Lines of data
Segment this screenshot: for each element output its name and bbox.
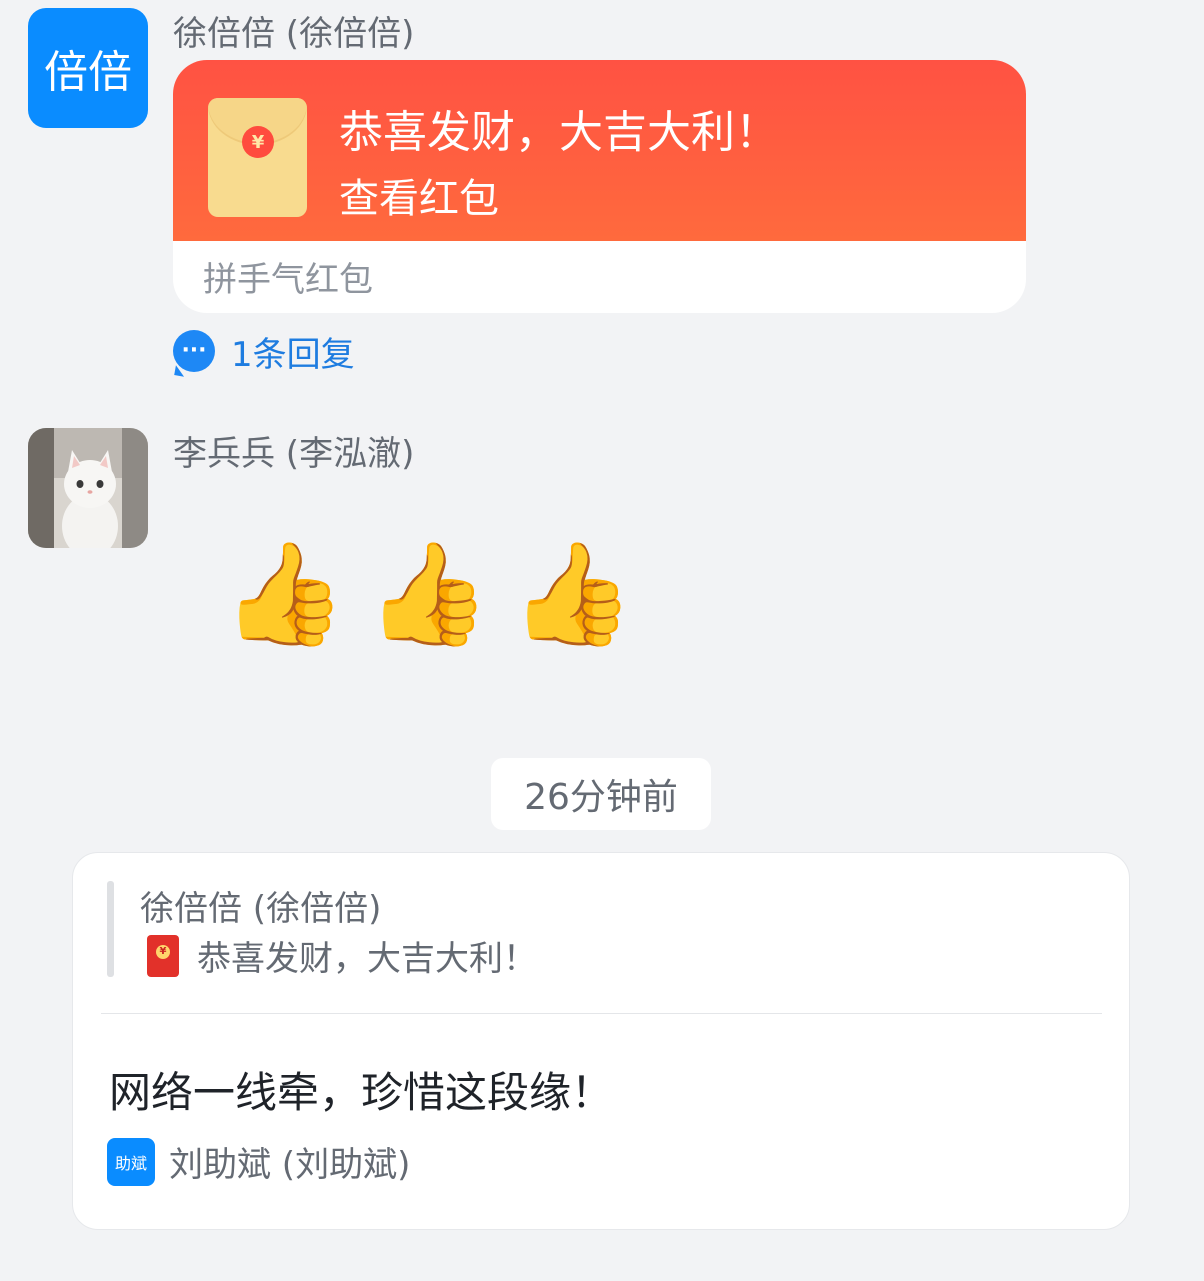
avatar-liuzhubin[interactable]: 助斌 (107, 1137, 155, 1186)
avatar-xubeibei[interactable]: 倍倍 (28, 8, 148, 128)
reply-bubble-icon: ··· (173, 330, 215, 372)
avatar-libingbing[interactable] (28, 428, 148, 548)
quoted-message[interactable]: ¥ 恭喜发财，大吉大利！ (147, 931, 537, 980)
message-author[interactable]: 助斌 刘助斌 (刘助斌) (107, 1137, 410, 1186)
divider (101, 1013, 1102, 1014)
timestamp-divider: 26分钟前 (491, 758, 711, 830)
red-envelope-icon: ¥ (208, 98, 307, 217)
view-red-packet-link[interactable]: 查看红包 (339, 166, 499, 224)
reply-count[interactable]: 1条回复 (231, 327, 355, 376)
sender-name: 李兵兵 (李泓澈) (173, 434, 415, 474)
quoted-text: 恭喜发财，大吉大利！ (197, 939, 537, 979)
emoji-message[interactable]: 👍 👍 👍 (222, 535, 635, 652)
sender-name: 徐倍倍 (徐倍倍) (173, 14, 415, 54)
red-packet-card[interactable]: ¥ 恭喜发财，大吉大利！ 查看红包 拼手气红包 (173, 60, 1026, 313)
message-text: 网络一线牵，珍惜这段缘！ (109, 1068, 614, 1117)
red-packet-type: 拼手气红包 (203, 260, 373, 300)
thread-reply-link[interactable]: ··· 1条回复 (173, 327, 355, 376)
reply-message-card[interactable]: 徐倍倍 (徐倍倍) ¥ 恭喜发财，大吉大利！ 网络一线牵，珍惜这段缘！ 助斌 刘… (72, 852, 1130, 1230)
quote-bar (107, 881, 114, 977)
thumbs-up-icon: 👍 (510, 535, 635, 652)
red-envelope-icon: ¥ (147, 934, 179, 977)
red-packet-title: 恭喜发财，大吉大利！ (339, 107, 779, 158)
thumbs-up-icon: 👍 (366, 535, 491, 652)
quoted-author: 徐倍倍 (徐倍倍) (140, 889, 382, 929)
author-name: 刘助斌 (刘助斌) (169, 1145, 411, 1185)
red-packet-header[interactable]: ¥ 恭喜发财，大吉大利！ 查看红包 (173, 60, 1026, 241)
thumbs-up-icon: 👍 (222, 535, 347, 652)
cat-photo (28, 428, 148, 548)
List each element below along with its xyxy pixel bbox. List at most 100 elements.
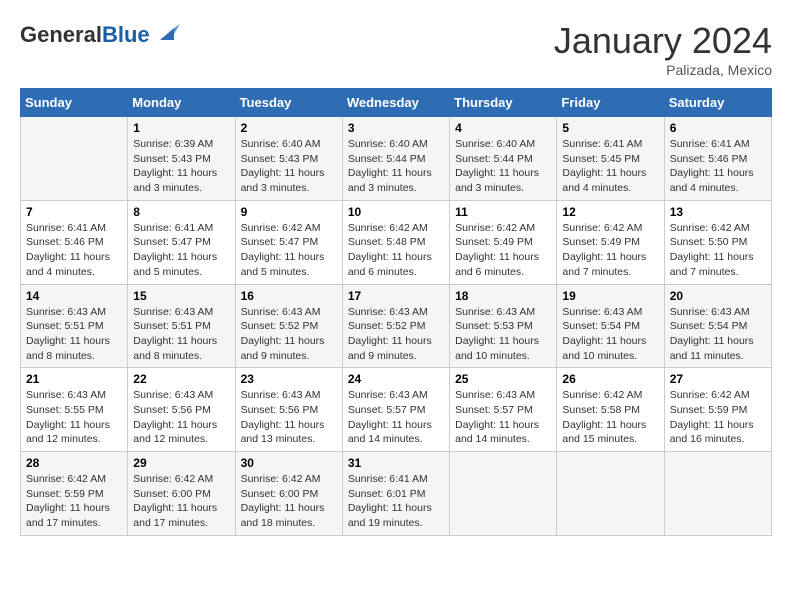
weekday-header: Wednesday [342,89,449,117]
page-header: GeneralBlue January 2024 Palizada, Mexic… [20,20,772,78]
day-number: 3 [348,121,444,135]
calendar-cell: 22Sunrise: 6:43 AMSunset: 5:56 PMDayligh… [128,368,235,452]
calendar-cell: 24 Sunrise: 6:43 AMSunset: 5:57 PMDayligh… [342,368,449,452]
month-title: January 2024 [554,20,772,62]
calendar-week-row: 28 Sunrise: 6:42 AMSunset: 5:59 PMDayligh… [21,452,772,536]
day-number: 25 [455,372,551,386]
day-info: Sunrise: 6:43 AMSunset: 5:53 PMDaylight:… [455,305,551,364]
calendar-week-row: 7Sunrise: 6:41 AMSunset: 5:46 PMDaylight… [21,200,772,284]
day-number: 23 [241,372,337,386]
day-info: Sunrise: 6:43 AMSunset: 5:56 PMDaylight:… [241,388,337,447]
calendar-cell: 28 Sunrise: 6:42 AMSunset: 5:59 PMDayligh… [21,452,128,536]
day-info: Sunrise: 6:42 AMSunset: 5:48 PMDaylight:… [348,221,444,280]
calendar-cell: 9Sunrise: 6:42 AMSunset: 5:47 PMDaylight… [235,200,342,284]
day-info: Sunrise: 6:41 AMSunset: 6:01 PMDaylight:… [348,472,444,531]
calendar-cell: 19 Sunrise: 6:43 AMSunset: 5:54 PMDayligh… [557,284,664,368]
day-info: Sunrise: 6:42 AMSunset: 5:49 PMDaylight:… [562,221,658,280]
calendar-cell: 20Sunrise: 6:43 AMSunset: 5:54 PMDayligh… [664,284,771,368]
calendar-cell: 23 Sunrise: 6:43 AMSunset: 5:56 PMDayligh… [235,368,342,452]
weekday-header: Sunday [21,89,128,117]
logo-general-text: General [20,22,102,47]
calendar-cell: 8 Sunrise: 6:41 AMSunset: 5:47 PMDaylight… [128,200,235,284]
calendar-cell: 1Sunrise: 6:39 AMSunset: 5:43 PMDaylight… [128,117,235,201]
day-number: 24 [348,372,444,386]
day-number: 2 [241,121,337,135]
day-info: Sunrise: 6:43 AMSunset: 5:52 PMDaylight:… [241,305,337,364]
calendar-cell: 27 Sunrise: 6:42 AMSunset: 5:59 PMDayligh… [664,368,771,452]
day-number: 5 [562,121,658,135]
day-number: 15 [133,289,229,303]
logo-blue-text: Blue [102,22,150,47]
day-info: Sunrise: 6:39 AMSunset: 5:43 PMDaylight:… [133,137,229,196]
day-number: 31 [348,456,444,470]
day-info: Sunrise: 6:43 AMSunset: 5:51 PMDaylight:… [26,305,122,364]
calendar-week-row: 21Sunrise: 6:43 AMSunset: 5:55 PMDayligh… [21,368,772,452]
day-number: 4 [455,121,551,135]
day-number: 28 [26,456,122,470]
calendar-cell: 21Sunrise: 6:43 AMSunset: 5:55 PMDayligh… [21,368,128,452]
calendar-cell: 30Sunrise: 6:42 AMSunset: 6:00 PMDayligh… [235,452,342,536]
day-info: Sunrise: 6:43 AMSunset: 5:57 PMDaylight:… [348,388,444,447]
day-info: Sunrise: 6:43 AMSunset: 5:57 PMDaylight:… [455,388,551,447]
calendar-table: SundayMondayTuesdayWednesdayThursdayFrid… [20,88,772,536]
calendar-cell: 2 Sunrise: 6:40 AMSunset: 5:43 PMDaylight… [235,117,342,201]
calendar-cell: 14 Sunrise: 6:43 AMSunset: 5:51 PMDayligh… [21,284,128,368]
calendar-cell: 17 Sunrise: 6:43 AMSunset: 5:52 PMDayligh… [342,284,449,368]
weekday-header: Friday [557,89,664,117]
day-info: Sunrise: 6:41 AMSunset: 5:47 PMDaylight:… [133,221,229,280]
weekday-header: Monday [128,89,235,117]
day-info: Sunrise: 6:42 AMSunset: 5:49 PMDaylight:… [455,221,551,280]
day-number: 22 [133,372,229,386]
calendar-cell: 16 Sunrise: 6:43 AMSunset: 5:52 PMDayligh… [235,284,342,368]
calendar-cell [557,452,664,536]
weekday-header: Thursday [450,89,557,117]
header-row: SundayMondayTuesdayWednesdayThursdayFrid… [21,89,772,117]
calendar-cell: 11 Sunrise: 6:42 AMSunset: 5:49 PMDayligh… [450,200,557,284]
day-info: Sunrise: 6:42 AMSunset: 5:59 PMDaylight:… [670,388,766,447]
calendar-cell: 25 Sunrise: 6:43 AMSunset: 5:57 PMDayligh… [450,368,557,452]
logo-icon [152,20,182,50]
day-number: 16 [241,289,337,303]
day-number: 12 [562,205,658,219]
location: Palizada, Mexico [554,62,772,78]
day-info: Sunrise: 6:42 AMSunset: 5:59 PMDaylight:… [26,472,122,531]
calendar-week-row: 1Sunrise: 6:39 AMSunset: 5:43 PMDaylight… [21,117,772,201]
day-number: 17 [348,289,444,303]
day-number: 29 [133,456,229,470]
calendar-cell: 18Sunrise: 6:43 AMSunset: 5:53 PMDayligh… [450,284,557,368]
calendar-cell [664,452,771,536]
day-info: Sunrise: 6:43 AMSunset: 5:52 PMDaylight:… [348,305,444,364]
calendar-cell: 26Sunrise: 6:42 AMSunset: 5:58 PMDayligh… [557,368,664,452]
day-info: Sunrise: 6:42 AMSunset: 6:00 PMDaylight:… [133,472,229,531]
calendar-cell: 6Sunrise: 6:41 AMSunset: 5:46 PMDaylight… [664,117,771,201]
calendar-cell: 13Sunrise: 6:42 AMSunset: 5:50 PMDayligh… [664,200,771,284]
day-info: Sunrise: 6:40 AMSunset: 5:43 PMDaylight:… [241,137,337,196]
day-number: 10 [348,205,444,219]
calendar-cell: 3 Sunrise: 6:40 AMSunset: 5:44 PMDaylight… [342,117,449,201]
day-number: 19 [562,289,658,303]
weekday-header: Saturday [664,89,771,117]
day-info: Sunrise: 6:41 AMSunset: 5:46 PMDaylight:… [26,221,122,280]
calendar-cell: 7Sunrise: 6:41 AMSunset: 5:46 PMDaylight… [21,200,128,284]
day-number: 13 [670,205,766,219]
day-number: 11 [455,205,551,219]
day-number: 8 [133,205,229,219]
day-number: 27 [670,372,766,386]
day-number: 26 [562,372,658,386]
calendar-cell: 31 Sunrise: 6:41 AMSunset: 6:01 PMDayligh… [342,452,449,536]
logo: GeneralBlue [20,20,182,50]
day-info: Sunrise: 6:43 AMSunset: 5:54 PMDaylight:… [562,305,658,364]
day-info: Sunrise: 6:41 AMSunset: 5:45 PMDaylight:… [562,137,658,196]
day-number: 14 [26,289,122,303]
calendar-cell [21,117,128,201]
day-info: Sunrise: 6:40 AMSunset: 5:44 PMDaylight:… [348,137,444,196]
day-info: Sunrise: 6:43 AMSunset: 5:51 PMDaylight:… [133,305,229,364]
title-block: January 2024 Palizada, Mexico [554,20,772,78]
calendar-cell: 5 Sunrise: 6:41 AMSunset: 5:45 PMDaylight… [557,117,664,201]
day-info: Sunrise: 6:43 AMSunset: 5:55 PMDaylight:… [26,388,122,447]
calendar-cell: 15 Sunrise: 6:43 AMSunset: 5:51 PMDayligh… [128,284,235,368]
calendar-cell: 29 Sunrise: 6:42 AMSunset: 6:00 PMDayligh… [128,452,235,536]
calendar-cell: 12 Sunrise: 6:42 AMSunset: 5:49 PMDayligh… [557,200,664,284]
day-info: Sunrise: 6:43 AMSunset: 5:54 PMDaylight:… [670,305,766,364]
day-info: Sunrise: 6:41 AMSunset: 5:46 PMDaylight:… [670,137,766,196]
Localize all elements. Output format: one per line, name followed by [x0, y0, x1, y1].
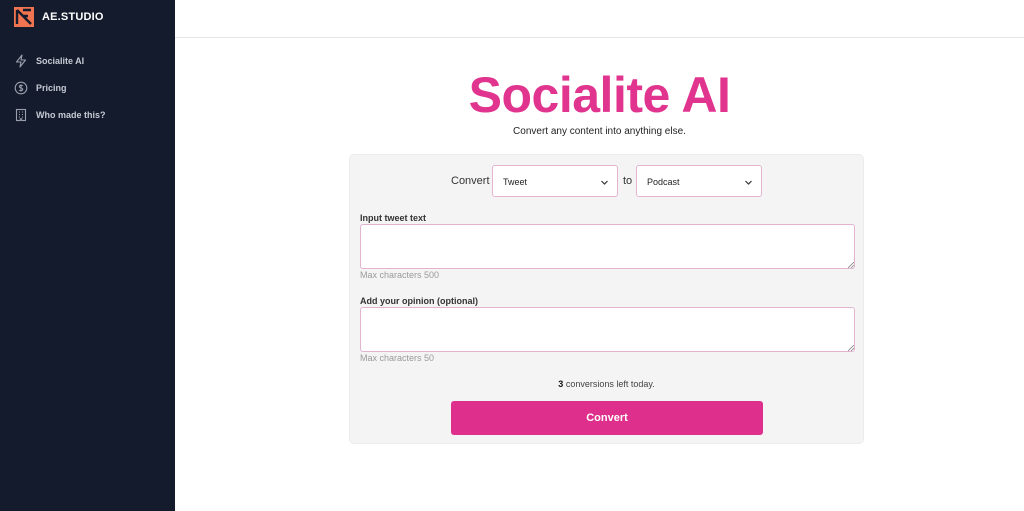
- opinion-label: Add your opinion (optional): [360, 296, 478, 306]
- ae-studio-logo-icon: [14, 7, 34, 27]
- from-format-select[interactable]: Tweet: [492, 165, 618, 197]
- converter-card: Convert Tweet to Podcast Input tweet tex…: [349, 154, 864, 444]
- dollar-circle-icon: [14, 81, 28, 95]
- brand[interactable]: AE.STUDIO: [14, 7, 104, 27]
- bolt-icon: [15, 54, 27, 68]
- sidebar-item-pricing[interactable]: Pricing: [14, 80, 106, 96]
- resize-handle-icon[interactable]: [848, 262, 854, 268]
- sidebar-item-who-made-this[interactable]: Who made this?: [14, 107, 106, 123]
- top-bar: [175, 0, 1024, 38]
- input-text-hint: Max characters 500: [360, 270, 440, 280]
- to-format-select[interactable]: Podcast: [636, 165, 762, 197]
- brand-name: AE.STUDIO: [42, 11, 104, 23]
- from-format-value: Tweet: [503, 177, 528, 187]
- sidebar-nav: Socialite AI Pricing Who made this?: [14, 53, 106, 134]
- input-text-label: Input tweet text: [360, 213, 427, 223]
- building-icon: [15, 108, 27, 122]
- opinion-text-area[interactable]: [360, 307, 855, 352]
- chevron-down-icon: [601, 180, 608, 185]
- sidebar: AE.STUDIO Socialite AI Pricing Who made …: [0, 0, 175, 511]
- page-subtitle: Convert any content into anything else.: [513, 126, 686, 137]
- conversions-left: 3 conversions left today.: [350, 379, 863, 389]
- conversions-left-text: conversions left today.: [563, 379, 655, 389]
- opinion-hint: Max characters 50: [360, 353, 435, 363]
- resize-handle-icon[interactable]: [848, 345, 854, 351]
- convert-label: Convert: [451, 175, 490, 187]
- sidebar-item-label: Pricing: [36, 83, 67, 93]
- sidebar-item-label: Who made this?: [36, 110, 106, 120]
- to-format-value: Podcast: [647, 177, 680, 187]
- to-label: to: [623, 175, 633, 187]
- input-text-area[interactable]: [360, 224, 855, 269]
- page-title: Socialite AI: [468, 67, 731, 123]
- sidebar-item-socialite-ai[interactable]: Socialite AI: [14, 53, 106, 69]
- convert-row: Convert Tweet to Podcast: [350, 165, 863, 197]
- convert-button[interactable]: Convert: [451, 401, 763, 435]
- sidebar-item-label: Socialite AI: [36, 56, 85, 66]
- chevron-down-icon: [745, 180, 752, 185]
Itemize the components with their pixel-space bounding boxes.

* [Exercise requirements] Copy out verbatim the lines in the records above, beginning with the line that contains "avatar-liuzhubin[interactable]: 助斌 (107, 1137, 155, 1186)" and continuing through the line that contains "quoted-message[interactable]: ¥ 恭喜发财，大吉大利！", with both of those lines included.

* [Right answer]
avatar-liuzhubin[interactable]: 助斌 (107, 1137, 155, 1186)
avatar-xubeibei[interactable]: 倍倍 (28, 8, 148, 128)
reply-bubble-icon: ··· (173, 330, 215, 372)
avatar-libingbing[interactable] (28, 428, 148, 548)
quoted-message[interactable]: ¥ 恭喜发财，大吉大利！ (147, 931, 537, 980)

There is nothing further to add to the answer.